▸ **INFORMATION GIVEN**:
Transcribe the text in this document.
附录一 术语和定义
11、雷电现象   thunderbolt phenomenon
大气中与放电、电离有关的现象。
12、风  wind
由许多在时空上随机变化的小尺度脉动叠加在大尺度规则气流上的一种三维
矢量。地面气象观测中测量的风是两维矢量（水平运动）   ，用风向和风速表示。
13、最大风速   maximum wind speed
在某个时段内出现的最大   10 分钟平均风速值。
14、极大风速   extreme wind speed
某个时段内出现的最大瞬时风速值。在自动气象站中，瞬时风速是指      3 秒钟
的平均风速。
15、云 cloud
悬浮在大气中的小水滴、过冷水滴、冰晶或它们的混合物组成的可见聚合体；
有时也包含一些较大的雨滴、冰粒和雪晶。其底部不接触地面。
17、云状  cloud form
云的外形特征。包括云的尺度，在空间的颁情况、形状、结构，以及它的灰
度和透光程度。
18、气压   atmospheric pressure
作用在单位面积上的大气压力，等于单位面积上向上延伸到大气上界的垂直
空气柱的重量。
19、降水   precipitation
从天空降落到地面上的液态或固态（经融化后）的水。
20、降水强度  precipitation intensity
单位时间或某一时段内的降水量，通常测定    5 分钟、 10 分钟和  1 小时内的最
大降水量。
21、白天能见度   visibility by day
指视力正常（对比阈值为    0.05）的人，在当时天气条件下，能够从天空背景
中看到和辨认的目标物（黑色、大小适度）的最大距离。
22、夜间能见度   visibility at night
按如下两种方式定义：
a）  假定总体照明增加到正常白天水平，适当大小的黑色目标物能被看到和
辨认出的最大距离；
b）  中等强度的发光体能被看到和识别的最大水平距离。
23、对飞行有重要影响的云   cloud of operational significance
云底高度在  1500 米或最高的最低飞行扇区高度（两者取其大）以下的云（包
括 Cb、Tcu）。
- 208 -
* * *
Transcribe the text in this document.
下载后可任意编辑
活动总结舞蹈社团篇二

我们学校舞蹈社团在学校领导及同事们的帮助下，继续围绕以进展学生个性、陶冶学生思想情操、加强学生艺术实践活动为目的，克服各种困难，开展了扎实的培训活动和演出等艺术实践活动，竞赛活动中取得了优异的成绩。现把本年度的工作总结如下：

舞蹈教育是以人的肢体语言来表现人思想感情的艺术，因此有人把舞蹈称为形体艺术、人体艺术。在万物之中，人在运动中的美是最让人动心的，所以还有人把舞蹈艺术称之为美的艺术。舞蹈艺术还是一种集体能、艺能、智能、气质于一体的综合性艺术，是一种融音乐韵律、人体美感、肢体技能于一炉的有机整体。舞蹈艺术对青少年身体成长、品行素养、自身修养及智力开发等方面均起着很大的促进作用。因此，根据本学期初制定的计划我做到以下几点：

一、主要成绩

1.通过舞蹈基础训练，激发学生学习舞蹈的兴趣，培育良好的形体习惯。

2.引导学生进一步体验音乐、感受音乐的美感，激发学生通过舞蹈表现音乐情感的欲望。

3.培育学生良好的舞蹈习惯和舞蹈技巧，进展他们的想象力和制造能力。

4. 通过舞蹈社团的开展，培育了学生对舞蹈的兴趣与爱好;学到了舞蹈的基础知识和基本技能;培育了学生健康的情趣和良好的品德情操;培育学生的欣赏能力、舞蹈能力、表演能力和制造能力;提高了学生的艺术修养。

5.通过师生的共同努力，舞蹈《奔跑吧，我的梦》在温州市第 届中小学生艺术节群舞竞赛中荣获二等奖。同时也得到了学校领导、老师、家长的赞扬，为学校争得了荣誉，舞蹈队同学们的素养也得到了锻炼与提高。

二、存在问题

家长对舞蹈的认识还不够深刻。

▸ **TASK TO CARRY OUT**: What is the number of lines in the data above that include the word "visibility"? Answer with that number only.

▸ **ANSWER TO THIS TASK**: 2